Prompt:
Transcribe the records that follow in their entirety, omitting any pictures.

Input for this task:
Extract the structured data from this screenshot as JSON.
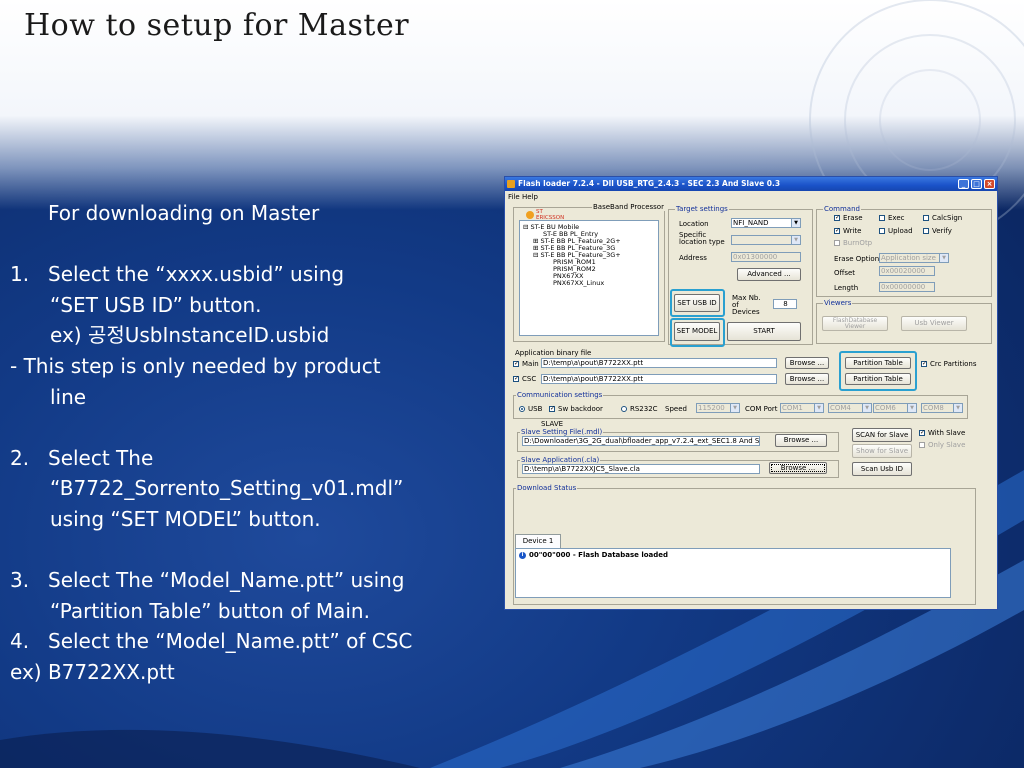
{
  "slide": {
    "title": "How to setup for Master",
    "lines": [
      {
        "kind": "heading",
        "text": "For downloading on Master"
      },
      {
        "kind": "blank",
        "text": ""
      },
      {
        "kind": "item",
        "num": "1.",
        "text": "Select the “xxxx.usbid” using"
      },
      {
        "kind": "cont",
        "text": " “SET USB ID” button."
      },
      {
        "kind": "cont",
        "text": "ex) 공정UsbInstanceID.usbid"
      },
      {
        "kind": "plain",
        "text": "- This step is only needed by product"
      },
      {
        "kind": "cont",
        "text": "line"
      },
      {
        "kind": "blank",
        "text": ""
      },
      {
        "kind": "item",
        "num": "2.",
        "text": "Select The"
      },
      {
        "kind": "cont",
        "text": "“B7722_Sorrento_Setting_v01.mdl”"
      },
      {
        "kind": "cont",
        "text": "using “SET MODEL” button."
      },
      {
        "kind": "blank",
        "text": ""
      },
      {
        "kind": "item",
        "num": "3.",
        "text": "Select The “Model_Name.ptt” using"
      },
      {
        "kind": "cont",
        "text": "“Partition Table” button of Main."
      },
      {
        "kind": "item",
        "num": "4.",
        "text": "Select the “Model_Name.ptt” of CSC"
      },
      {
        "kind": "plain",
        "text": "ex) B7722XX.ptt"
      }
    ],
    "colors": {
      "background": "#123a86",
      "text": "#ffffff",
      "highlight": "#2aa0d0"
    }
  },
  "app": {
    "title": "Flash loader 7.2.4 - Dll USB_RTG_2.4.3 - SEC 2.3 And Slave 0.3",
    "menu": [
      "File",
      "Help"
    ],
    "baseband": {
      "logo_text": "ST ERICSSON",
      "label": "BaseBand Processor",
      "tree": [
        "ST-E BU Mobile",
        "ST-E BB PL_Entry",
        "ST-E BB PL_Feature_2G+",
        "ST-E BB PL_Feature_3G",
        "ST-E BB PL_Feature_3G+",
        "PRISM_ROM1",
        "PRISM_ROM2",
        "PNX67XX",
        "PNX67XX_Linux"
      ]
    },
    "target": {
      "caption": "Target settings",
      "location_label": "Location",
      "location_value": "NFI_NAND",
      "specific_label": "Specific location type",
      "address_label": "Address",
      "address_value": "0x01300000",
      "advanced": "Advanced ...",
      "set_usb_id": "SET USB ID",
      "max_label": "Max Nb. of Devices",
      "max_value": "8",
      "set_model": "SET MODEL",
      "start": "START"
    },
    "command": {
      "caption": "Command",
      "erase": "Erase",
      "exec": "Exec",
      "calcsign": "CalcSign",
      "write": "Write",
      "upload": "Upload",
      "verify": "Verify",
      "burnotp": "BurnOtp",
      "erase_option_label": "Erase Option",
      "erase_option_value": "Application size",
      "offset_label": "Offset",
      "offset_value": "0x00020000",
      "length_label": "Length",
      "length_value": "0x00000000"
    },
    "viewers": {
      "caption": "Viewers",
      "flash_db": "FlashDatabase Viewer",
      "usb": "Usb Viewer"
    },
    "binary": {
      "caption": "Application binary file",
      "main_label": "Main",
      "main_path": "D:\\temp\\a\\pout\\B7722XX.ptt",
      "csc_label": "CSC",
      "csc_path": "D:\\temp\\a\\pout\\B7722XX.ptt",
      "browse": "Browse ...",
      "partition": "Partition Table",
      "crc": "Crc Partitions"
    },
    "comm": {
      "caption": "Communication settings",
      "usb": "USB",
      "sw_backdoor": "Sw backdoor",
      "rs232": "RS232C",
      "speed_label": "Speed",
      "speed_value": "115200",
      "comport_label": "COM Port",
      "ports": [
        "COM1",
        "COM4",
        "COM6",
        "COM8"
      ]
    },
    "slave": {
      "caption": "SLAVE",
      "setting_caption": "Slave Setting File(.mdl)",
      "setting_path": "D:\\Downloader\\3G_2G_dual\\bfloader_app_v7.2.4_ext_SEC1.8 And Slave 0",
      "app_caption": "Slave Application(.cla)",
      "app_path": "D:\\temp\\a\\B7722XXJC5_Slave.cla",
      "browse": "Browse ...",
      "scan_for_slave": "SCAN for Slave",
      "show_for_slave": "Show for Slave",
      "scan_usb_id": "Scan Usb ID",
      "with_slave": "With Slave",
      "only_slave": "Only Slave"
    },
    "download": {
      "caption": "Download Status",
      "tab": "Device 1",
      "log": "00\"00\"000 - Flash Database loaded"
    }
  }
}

Task output:
Extract the structured data from this screenshot as JSON.
{
  "slide": {
    "title": "How to setup for Master",
    "lines": [
      {
        "kind": "heading",
        "text": "For downloading on Master"
      },
      {
        "kind": "blank",
        "text": ""
      },
      {
        "kind": "item",
        "num": "1.",
        "text": "Select the “xxxx.usbid” using"
      },
      {
        "kind": "cont",
        "text": " “SET USB ID” button."
      },
      {
        "kind": "cont",
        "text": "ex) 공정UsbInstanceID.usbid"
      },
      {
        "kind": "plain",
        "text": "- This step is only needed by product"
      },
      {
        "kind": "cont",
        "text": "line"
      },
      {
        "kind": "blank",
        "text": ""
      },
      {
        "kind": "item",
        "num": "2.",
        "text": "Select The"
      },
      {
        "kind": "cont",
        "text": "“B7722_Sorrento_Setting_v01.mdl”"
      },
      {
        "kind": "cont",
        "text": "using “SET MODEL” button."
      },
      {
        "kind": "blank",
        "text": ""
      },
      {
        "kind": "item",
        "num": "3.",
        "text": "Select The “Model_Name.ptt” using"
      },
      {
        "kind": "cont",
        "text": "“Partition Table” button of Main."
      },
      {
        "kind": "item",
        "num": "4.",
        "text": "Select the “Model_Name.ptt” of CSC"
      },
      {
        "kind": "plain",
        "text": "ex) B7722XX.ptt"
      }
    ],
    "colors": {
      "background": "#123a86",
      "text": "#ffffff",
      "highlight": "#2aa0d0"
    }
  },
  "app": {
    "title": "Flash loader 7.2.4 - Dll USB_RTG_2.4.3 - SEC 2.3 And Slave 0.3",
    "menu": [
      "File",
      "Help"
    ],
    "baseband": {
      "logo_text": "ST ERICSSON",
      "label": "BaseBand Processor",
      "tree": [
        "ST-E BU Mobile",
        "ST-E BB PL_Entry",
        "ST-E BB PL_Feature_2G+",
        "ST-E BB PL_Feature_3G",
        "ST-E BB PL_Feature_3G+",
        "PRISM_ROM1",
        "PRISM_ROM2",
        "PNX67XX",
        "PNX67XX_Linux"
      ]
    },
    "target": {
      "caption": "Target settings",
      "location_label": "Location",
      "location_value": "NFI_NAND",
      "specific_label": "Specific location type",
      "address_label": "Address",
      "address_value": "0x01300000",
      "advanced": "Advanced ...",
      "set_usb_id": "SET USB ID",
      "max_label": "Max Nb. of Devices",
      "max_value": "8",
      "set_model": "SET MODEL",
      "start": "START"
    },
    "command": {
      "caption": "Command",
      "erase": "Erase",
      "exec": "Exec",
      "calcsign": "CalcSign",
      "write": "Write",
      "upload": "Upload",
      "verify": "Verify",
      "burnotp": "BurnOtp",
      "erase_option_label": "Erase Option",
      "erase_option_value": "Application size",
      "offset_label": "Offset",
      "offset_value": "0x00020000",
      "length_label": "Length",
      "length_value": "0x00000000"
    },
    "viewers": {
      "caption": "Viewers",
      "flash_db": "FlashDatabase Viewer",
      "usb": "Usb Viewer"
    },
    "binary": {
      "caption": "Application binary file",
      "main_label": "Main",
      "main_path": "D:\\temp\\a\\pout\\B7722XX.ptt",
      "csc_label": "CSC",
      "csc_path": "D:\\temp\\a\\pout\\B7722XX.ptt",
      "browse": "Browse ...",
      "partition": "Partition Table",
      "crc": "Crc Partitions"
    },
    "comm": {
      "caption": "Communication settings",
      "usb": "USB",
      "sw_backdoor": "Sw backdoor",
      "rs232": "RS232C",
      "speed_label": "Speed",
      "speed_value": "115200",
      "comport_label": "COM Port",
      "ports": [
        "COM1",
        "COM4",
        "COM6",
        "COM8"
      ]
    },
    "slave": {
      "caption": "SLAVE",
      "setting_caption": "Slave Setting File(.mdl)",
      "setting_path": "D:\\Downloader\\3G_2G_dual\\bfloader_app_v7.2.4_ext_SEC1.8 And Slave 0",
      "app_caption": "Slave Application(.cla)",
      "app_path": "D:\\temp\\a\\B7722XXJC5_Slave.cla",
      "browse": "Browse ...",
      "scan_for_slave": "SCAN for Slave",
      "show_for_slave": "Show for Slave",
      "scan_usb_id": "Scan Usb ID",
      "with_slave": "With Slave",
      "only_slave": "Only Slave"
    },
    "download": {
      "caption": "Download Status",
      "tab": "Device 1",
      "log": "00\"00\"000 - Flash Database loaded"
    }
  }
}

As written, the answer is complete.